| TASK REQUIREMENTS |
Repeat all the records exactly, omitting pictures.

━━ EXTRACTED ENTRIES ━━

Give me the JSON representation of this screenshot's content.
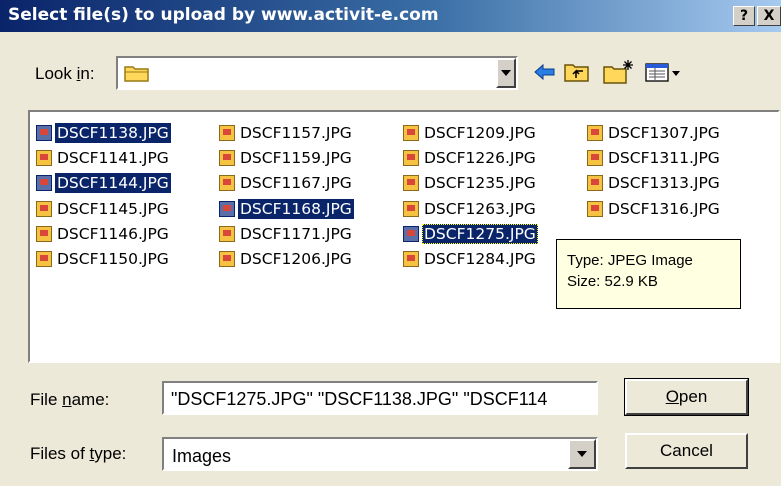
{
  "window": {
    "title": "Select file(s) to upload by www.activit-e.com",
    "help_glyph": "?",
    "close_glyph": "X"
  },
  "toolbar": {
    "look_in_pre": "Look ",
    "look_in_mn": "i",
    "look_in_post": "n:",
    "look_in_value": ""
  },
  "files": [
    {
      "name": "DSCF1138.JPG"
    },
    {
      "name": "DSCF1141.JPG"
    },
    {
      "name": "DSCF1144.JPG"
    },
    {
      "name": "DSCF1145.JPG"
    },
    {
      "name": "DSCF1146.JPG"
    },
    {
      "name": "DSCF1150.JPG"
    },
    {
      "name": "DSCF1157.JPG"
    },
    {
      "name": "DSCF1159.JPG"
    },
    {
      "name": "DSCF1167.JPG"
    },
    {
      "name": "DSCF1168.JPG"
    },
    {
      "name": "DSCF1171.JPG"
    },
    {
      "name": "DSCF1206.JPG"
    },
    {
      "name": "DSCF1209.JPG"
    },
    {
      "name": "DSCF1226.JPG"
    },
    {
      "name": "DSCF1235.JPG"
    },
    {
      "name": "DSCF1263.JPG"
    },
    {
      "name": "DSCF1275.JPG"
    },
    {
      "name": "DSCF1284.JPG"
    },
    {
      "name": "DSCF1307.JPG"
    },
    {
      "name": "DSCF1311.JPG"
    },
    {
      "name": "DSCF1313.JPG"
    },
    {
      "name": "DSCF1316.JPG"
    }
  ],
  "tooltip": {
    "type": "Type: JPEG Image",
    "size": "Size: 52.9 KB"
  },
  "file_name": {
    "pre": "File ",
    "mn": "n",
    "post": "ame:",
    "value": "\"DSCF1275.JPG\" \"DSCF1138.JPG\" \"DSCF114"
  },
  "file_type": {
    "pre": "Files of ",
    "mn": "t",
    "post": "ype:",
    "value": "Images"
  },
  "buttons": {
    "open_mn": "O",
    "open_rest": "pen",
    "cancel": "Cancel"
  },
  "colors": {
    "selection": "#0a246a",
    "dialog_bg": "#ece9d8",
    "tooltip_bg": "#ffffe1"
  }
}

━━━

| RESPONSE |
Give me the JSON representation of this screenshot's content.
{
  "window": {
    "title": "Select file(s) to upload by www.activit-e.com",
    "help_glyph": "?",
    "close_glyph": "X"
  },
  "toolbar": {
    "look_in_pre": "Look ",
    "look_in_mn": "i",
    "look_in_post": "n:",
    "look_in_value": ""
  },
  "files": [
    {
      "name": "DSCF1138.JPG"
    },
    {
      "name": "DSCF1141.JPG"
    },
    {
      "name": "DSCF1144.JPG"
    },
    {
      "name": "DSCF1145.JPG"
    },
    {
      "name": "DSCF1146.JPG"
    },
    {
      "name": "DSCF1150.JPG"
    },
    {
      "name": "DSCF1157.JPG"
    },
    {
      "name": "DSCF1159.JPG"
    },
    {
      "name": "DSCF1167.JPG"
    },
    {
      "name": "DSCF1168.JPG"
    },
    {
      "name": "DSCF1171.JPG"
    },
    {
      "name": "DSCF1206.JPG"
    },
    {
      "name": "DSCF1209.JPG"
    },
    {
      "name": "DSCF1226.JPG"
    },
    {
      "name": "DSCF1235.JPG"
    },
    {
      "name": "DSCF1263.JPG"
    },
    {
      "name": "DSCF1275.JPG"
    },
    {
      "name": "DSCF1284.JPG"
    },
    {
      "name": "DSCF1307.JPG"
    },
    {
      "name": "DSCF1311.JPG"
    },
    {
      "name": "DSCF1313.JPG"
    },
    {
      "name": "DSCF1316.JPG"
    }
  ],
  "tooltip": {
    "type": "Type: JPEG Image",
    "size": "Size: 52.9 KB"
  },
  "file_name": {
    "pre": "File ",
    "mn": "n",
    "post": "ame:",
    "value": "\"DSCF1275.JPG\" \"DSCF1138.JPG\" \"DSCF114"
  },
  "file_type": {
    "pre": "Files of ",
    "mn": "t",
    "post": "ype:",
    "value": "Images"
  },
  "buttons": {
    "open_mn": "O",
    "open_rest": "pen",
    "cancel": "Cancel"
  },
  "colors": {
    "selection": "#0a246a",
    "dialog_bg": "#ece9d8",
    "tooltip_bg": "#ffffe1"
  }
}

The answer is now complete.